━━ Listed records

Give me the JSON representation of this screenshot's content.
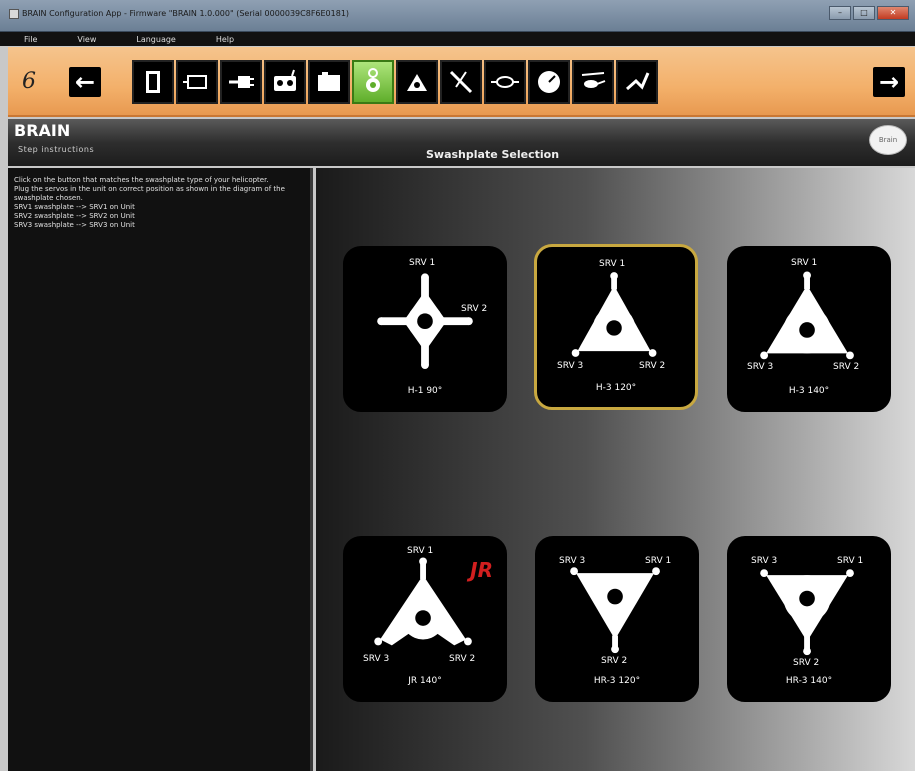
{
  "window": {
    "title": "BRAIN Configuration App - Firmware \"BRAIN 1.0.000\" (Serial 0000039C8F6E0181)",
    "controls": [
      "–",
      "□",
      "✕"
    ]
  },
  "menu": [
    "File",
    "View",
    "Language",
    "Help"
  ],
  "toolbar": {
    "step_number": "6",
    "back_icon": "←",
    "next_icon": "→",
    "steps": [
      {
        "icon": "document-icon"
      },
      {
        "icon": "receiver-icon"
      },
      {
        "icon": "plug-icon"
      },
      {
        "icon": "transmitter-icon"
      },
      {
        "icon": "box-icon"
      },
      {
        "icon": "swashplate-icon"
      },
      {
        "icon": "swash-tilt-icon"
      },
      {
        "icon": "servo-arm-icon"
      },
      {
        "icon": "link-icon"
      },
      {
        "icon": "gauge-icon"
      },
      {
        "icon": "helicopter-icon"
      },
      {
        "icon": "tail-icon"
      }
    ]
  },
  "header": {
    "brand": "BRAIN",
    "subtitle": "Step instructions",
    "page_title": "Swashplate Selection",
    "logo": "Brain"
  },
  "instructions": [
    "Click on the button that matches the swashplate type of your helicopter.",
    "Plug the servos in the unit on correct position as shown in the diagram of the swashplate chosen.",
    "SRV1 swashplate --> SRV1 on Unit",
    "SRV2 swashplate --> SRV2 on Unit",
    "SRV3 swashplate --> SRV3 on Unit"
  ],
  "swashplates": [
    {
      "name": "H-1 90°",
      "labels": [
        "SRV 1",
        "SRV 2"
      ],
      "selected": false
    },
    {
      "name": "H-3 120°",
      "labels": [
        "SRV 1",
        "SRV 3",
        "SRV 2"
      ],
      "selected": true
    },
    {
      "name": "H-3 140°",
      "labels": [
        "SRV 1",
        "SRV 3",
        "SRV 2"
      ],
      "selected": false
    },
    {
      "name": "JR 140°",
      "labels": [
        "SRV 1",
        "SRV 3",
        "SRV 2"
      ],
      "selected": false,
      "badge": "JR"
    },
    {
      "name": "HR-3 120°",
      "labels": [
        "SRV 3",
        "SRV 1",
        "SRV 2"
      ],
      "selected": false
    },
    {
      "name": "HR-3 140°",
      "labels": [
        "SRV 3",
        "SRV 1",
        "SRV 2"
      ],
      "selected": false
    }
  ]
}
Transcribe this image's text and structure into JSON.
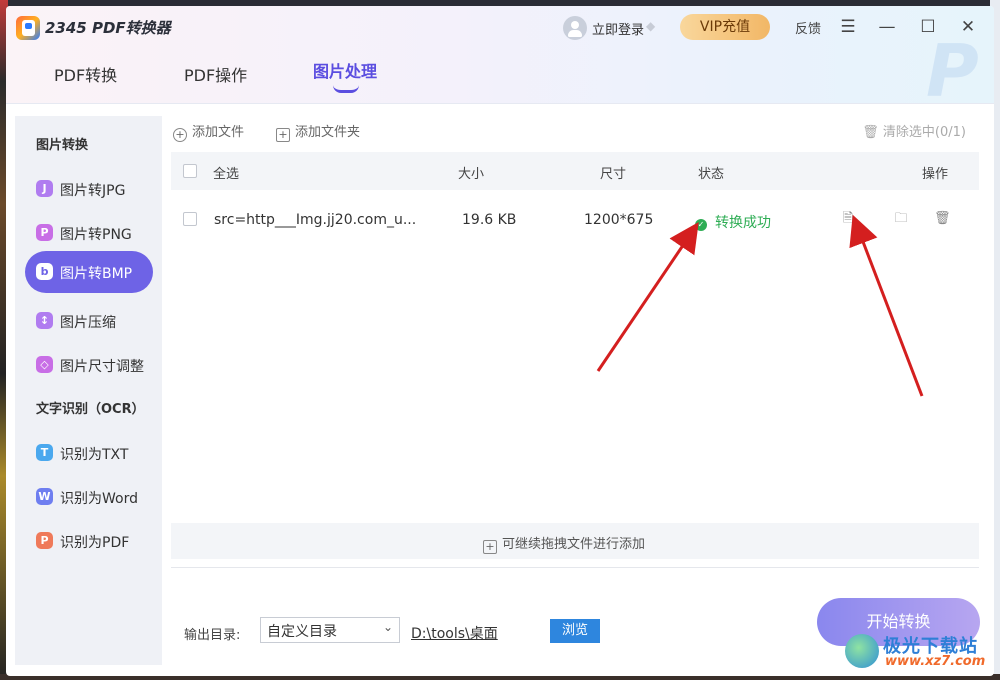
{
  "app": {
    "title": "2345 PDF转换器"
  },
  "header": {
    "login": "立即登录",
    "vip": "VIP充值",
    "feedback": "反馈",
    "menu_icon": "menu-icon",
    "minimize_icon": "minimize-icon",
    "maximize_icon": "maximize-icon",
    "close_icon": "close-icon"
  },
  "tabs": [
    {
      "label": "PDF转换",
      "active": false
    },
    {
      "label": "PDF操作",
      "active": false
    },
    {
      "label": "图片处理",
      "active": true
    }
  ],
  "sidebar": {
    "section1": "图片转换",
    "section2": "文字识别（OCR）",
    "items": [
      {
        "label": "图片转JPG",
        "icon": "J",
        "color": "#b07cf0",
        "active": false
      },
      {
        "label": "图片转PNG",
        "icon": "P",
        "color": "#c86ee6",
        "active": false
      },
      {
        "label": "图片转BMP",
        "icon": "b",
        "color": "#6e63e6",
        "active": true
      },
      {
        "label": "图片压缩",
        "icon": "↕",
        "color": "#b07cf0",
        "active": false
      },
      {
        "label": "图片尺寸调整",
        "icon": "◇",
        "color": "#c86ee6",
        "active": false
      },
      {
        "label": "识别为TXT",
        "icon": "T",
        "color": "#4aa8ee",
        "active": false
      },
      {
        "label": "识别为Word",
        "icon": "W",
        "color": "#6e7ef0",
        "active": false
      },
      {
        "label": "识别为PDF",
        "icon": "P",
        "color": "#ef7a5a",
        "active": false
      }
    ]
  },
  "toolbar": {
    "add_file": "添加文件",
    "add_folder": "添加文件夹",
    "clear_selected": "清除选中(0/1)"
  },
  "table": {
    "headers": {
      "select_all": "全选",
      "size": "大小",
      "dimension": "尺寸",
      "status": "状态",
      "actions": "操作"
    },
    "rows": [
      {
        "name": "src=http___Img.jj20.com_u...",
        "size": "19.6 KB",
        "dimension": "1200*675",
        "status": "转换成功"
      }
    ]
  },
  "drop_zone": {
    "text": "可继续拖拽文件进行添加"
  },
  "output": {
    "label": "输出目录:",
    "select_value": "自定义目录",
    "path": "D:\\tools\\桌面",
    "browse": "浏览"
  },
  "start_button": "开始转换",
  "watermark": {
    "text": "极光下载站",
    "sub": "www.xz7.com"
  },
  "colors": {
    "accent": "#6e63e6",
    "success": "#2fad55",
    "arrow": "#d41f1f",
    "browse": "#2e86de"
  }
}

━━━━

» **Instructions to follow**: Set the data above down again exactly as given, with no pictures.

» **Right answer**:
Give me the JSON representation of this screenshot's content.
{
  "window": {
    "title": "BRAIN Configuration App - Firmware \"BRAIN 1.0.000\" (Serial 0000039C8F6E0181)",
    "controls": [
      "–",
      "□",
      "✕"
    ]
  },
  "menu": [
    "File",
    "View",
    "Language",
    "Help"
  ],
  "toolbar": {
    "step_number": "6",
    "back_icon": "←",
    "next_icon": "→",
    "steps": [
      {
        "icon": "document-icon"
      },
      {
        "icon": "receiver-icon"
      },
      {
        "icon": "plug-icon"
      },
      {
        "icon": "transmitter-icon"
      },
      {
        "icon": "box-icon"
      },
      {
        "icon": "swashplate-icon"
      },
      {
        "icon": "swash-tilt-icon"
      },
      {
        "icon": "servo-arm-icon"
      },
      {
        "icon": "link-icon"
      },
      {
        "icon": "gauge-icon"
      },
      {
        "icon": "helicopter-icon"
      },
      {
        "icon": "tail-icon"
      }
    ]
  },
  "header": {
    "brand": "BRAIN",
    "subtitle": "Step instructions",
    "page_title": "Swashplate Selection",
    "logo": "Brain"
  },
  "instructions": [
    "Click on the button that matches the swashplate type of your helicopter.",
    "Plug the servos in the unit on correct position as shown in the diagram of the swashplate chosen.",
    "SRV1 swashplate --> SRV1 on Unit",
    "SRV2 swashplate --> SRV2 on Unit",
    "SRV3 swashplate --> SRV3 on Unit"
  ],
  "swashplates": [
    {
      "name": "H-1 90°",
      "labels": [
        "SRV 1",
        "SRV 2"
      ],
      "selected": false
    },
    {
      "name": "H-3 120°",
      "labels": [
        "SRV 1",
        "SRV 3",
        "SRV 2"
      ],
      "selected": true
    },
    {
      "name": "H-3 140°",
      "labels": [
        "SRV 1",
        "SRV 3",
        "SRV 2"
      ],
      "selected": false
    },
    {
      "name": "JR 140°",
      "labels": [
        "SRV 1",
        "SRV 3",
        "SRV 2"
      ],
      "selected": false,
      "badge": "JR"
    },
    {
      "name": "HR-3 120°",
      "labels": [
        "SRV 3",
        "SRV 1",
        "SRV 2"
      ],
      "selected": false
    },
    {
      "name": "HR-3 140°",
      "labels": [
        "SRV 3",
        "SRV 1",
        "SRV 2"
      ],
      "selected": false
    }
  ]
}
Transcribe this image's text and structure into JSON.
{
  "app": {
    "title": "2345 PDF转换器"
  },
  "header": {
    "login": "立即登录",
    "vip": "VIP充值",
    "feedback": "反馈",
    "menu_icon": "menu-icon",
    "minimize_icon": "minimize-icon",
    "maximize_icon": "maximize-icon",
    "close_icon": "close-icon"
  },
  "tabs": [
    {
      "label": "PDF转换",
      "active": false
    },
    {
      "label": "PDF操作",
      "active": false
    },
    {
      "label": "图片处理",
      "active": true
    }
  ],
  "sidebar": {
    "section1": "图片转换",
    "section2": "文字识别（OCR）",
    "items": [
      {
        "label": "图片转JPG",
        "icon": "J",
        "color": "#b07cf0",
        "active": false
      },
      {
        "label": "图片转PNG",
        "icon": "P",
        "color": "#c86ee6",
        "active": false
      },
      {
        "label": "图片转BMP",
        "icon": "b",
        "color": "#6e63e6",
        "active": true
      },
      {
        "label": "图片压缩",
        "icon": "↕",
        "color": "#b07cf0",
        "active": false
      },
      {
        "label": "图片尺寸调整",
        "icon": "◇",
        "color": "#c86ee6",
        "active": false
      },
      {
        "label": "识别为TXT",
        "icon": "T",
        "color": "#4aa8ee",
        "active": false
      },
      {
        "label": "识别为Word",
        "icon": "W",
        "color": "#6e7ef0",
        "active": false
      },
      {
        "label": "识别为PDF",
        "icon": "P",
        "color": "#ef7a5a",
        "active": false
      }
    ]
  },
  "toolbar": {
    "add_file": "添加文件",
    "add_folder": "添加文件夹",
    "clear_selected": "清除选中(0/1)"
  },
  "table": {
    "headers": {
      "select_all": "全选",
      "size": "大小",
      "dimension": "尺寸",
      "status": "状态",
      "actions": "操作"
    },
    "rows": [
      {
        "name": "src=http___Img.jj20.com_u...",
        "size": "19.6 KB",
        "dimension": "1200*675",
        "status": "转换成功"
      }
    ]
  },
  "drop_zone": {
    "text": "可继续拖拽文件进行添加"
  },
  "output": {
    "label": "输出目录:",
    "select_value": "自定义目录",
    "path": "D:\\tools\\桌面",
    "browse": "浏览"
  },
  "start_button": "开始转换",
  "watermark": {
    "text": "极光下载站",
    "sub": "www.xz7.com"
  },
  "colors": {
    "accent": "#6e63e6",
    "success": "#2fad55",
    "arrow": "#d41f1f",
    "browse": "#2e86de"
  }
}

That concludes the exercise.